| EXERCISE DETAILS |
Report the count of lines below in which the string "符合华南植物园相关招收条件" occurs; include nothing else.

○ ○ ○ ○

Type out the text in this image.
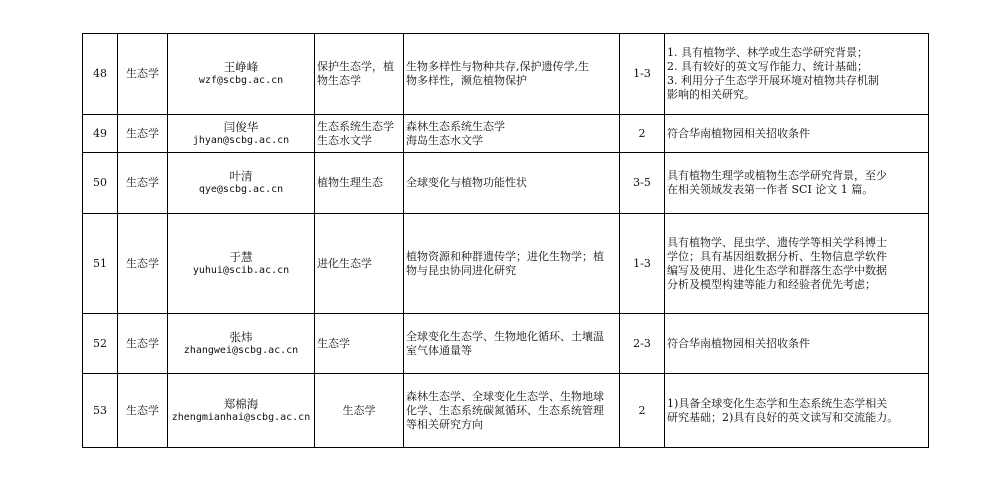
48	生态学	王峥峰
wzf@scbg.ac.cn	保护生态学，植
物生态学	生物多样性与物种共存,保护遗传学,生
物多样性，濒危植物保护	1-3	1. 具有植物学、林学或生态学研究背景；
2. 具有较好的英文写作能力、统计基础；
3. 利用分子生态学开展环境对植物共存机制
影响的相关研究。

49	生态学	闫俊华
jhyan@scbg.ac.cn	生态系统生态学
生态水文学	森林生态系统生态学
海岛生态水文学	2	符合华南植物园相关招收条件

50	生态学	叶清
qye@scbg.ac.cn	植物生理生态	全球变化与植物功能性状	3-5	具有植物生理学或植物生态学研究背景，至少
在相关领域发表第一作者 SCI 论文 1 篇。

51	生态学	于慧
yuhui@scib.ac.cn	进化生态学	植物资源和种群遗传学；进化生物学；植
物与昆虫协同进化研究	1-3	具有植物学、昆虫学、遗传学等相关学科博士
学位；具有基因组数据分析、生物信息学软件
编写及使用、进化生态学和群落生态学中数据
分析及模型构建等能力和经验者优先考虑；

52	生态学	张炜
zhangwei@scbg.ac.cn	生态学	全球变化生态学、生物地化循环、土壤温
室气体通量等	2-3	符合华南植物园相关招收条件

53	生态学	郑棉海
zhengmianhai@scbg.ac.cn	生态学	森林生态学、全球变化生态学、生物地球
化学、生态系统碳氮循环、生态系统管理
等相关研究方向	2	1)具备全球变化生态学和生态系统生态学相关
研究基础；2)具有良好的英文读写和交流能力。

○ ○ ○ ○

| TASK ANSWER |
2